* **DIRECTIVE**: Type every record exactly as it appears.

[Data entries]
****
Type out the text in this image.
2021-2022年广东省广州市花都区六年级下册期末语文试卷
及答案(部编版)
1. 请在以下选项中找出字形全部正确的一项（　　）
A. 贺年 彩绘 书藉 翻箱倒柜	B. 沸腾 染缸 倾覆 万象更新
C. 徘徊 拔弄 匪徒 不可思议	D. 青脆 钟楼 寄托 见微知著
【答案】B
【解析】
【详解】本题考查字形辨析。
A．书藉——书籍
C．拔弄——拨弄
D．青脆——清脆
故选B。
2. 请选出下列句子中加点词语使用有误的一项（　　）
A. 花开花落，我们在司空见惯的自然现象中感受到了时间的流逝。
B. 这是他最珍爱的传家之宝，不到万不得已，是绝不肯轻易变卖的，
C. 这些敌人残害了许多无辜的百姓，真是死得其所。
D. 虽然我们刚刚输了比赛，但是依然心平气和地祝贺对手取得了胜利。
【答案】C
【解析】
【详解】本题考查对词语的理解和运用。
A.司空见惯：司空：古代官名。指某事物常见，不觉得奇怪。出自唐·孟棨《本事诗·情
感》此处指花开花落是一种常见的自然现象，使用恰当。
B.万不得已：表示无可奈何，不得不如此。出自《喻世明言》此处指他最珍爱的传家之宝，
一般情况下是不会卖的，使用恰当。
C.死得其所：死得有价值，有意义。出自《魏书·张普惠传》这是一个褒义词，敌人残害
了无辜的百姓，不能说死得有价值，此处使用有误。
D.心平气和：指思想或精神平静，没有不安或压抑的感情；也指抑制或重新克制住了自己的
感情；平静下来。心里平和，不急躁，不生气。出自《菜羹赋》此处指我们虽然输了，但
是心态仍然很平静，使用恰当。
****
* **EXERCISE ANSWER**:
Type out the text in this image.
2021-2022年广东省广州市花都区六年级下册期末语文试卷
及答案(部编版)
1. 请在以下选项中找出字形全部正确的一项（　　）
A. 贺年 彩绘 书藉 翻箱倒柜	B. 沸腾 染缸 倾覆 万象更新
C. 徘徊 拔弄 匪徒 不可思议	D. 青脆 钟楼 寄托 见微知著
【答案】B
【解析】
【详解】本题考查字形辨析。
A．书藉——书籍
C．拔弄——拨弄
D．青脆——清脆
故选B。
2. 请选出下列句子中加点词语使用有误的一项（　　）
A. 花开花落，我们在司空见惯的自然现象中感受到了时间的流逝。
B. 这是他最珍爱的传家之宝，不到万不得已，是绝不肯轻易变卖的，
C. 这些敌人残害了许多无辜的百姓，真是死得其所。
D. 虽然我们刚刚输了比赛，但是依然心平气和地祝贺对手取得了胜利。
【答案】C
【解析】
【详解】本题考查对词语的理解和运用。
A.司空见惯：司空：古代官名。指某事物常见，不觉得奇怪。出自唐·孟棨《本事诗·情
感》此处指花开花落是一种常见的自然现象，使用恰当。
B.万不得已：表示无可奈何，不得不如此。出自《喻世明言》此处指他最珍爱的传家之宝，
一般情况下是不会卖的，使用恰当。
C.死得其所：死得有价值，有意义。出自《魏书·张普惠传》这是一个褒义词，敌人残害
了无辜的百姓，不能说死得有价值，此处使用有误。
D.心平气和：指思想或精神平静，没有不安或压抑的感情；也指抑制或重新克制住了自己的
感情；平静下来。心里平和，不急躁，不生气。出自《菜羹赋》此处指我们虽然输了，但
是心态仍然很平静，使用恰当。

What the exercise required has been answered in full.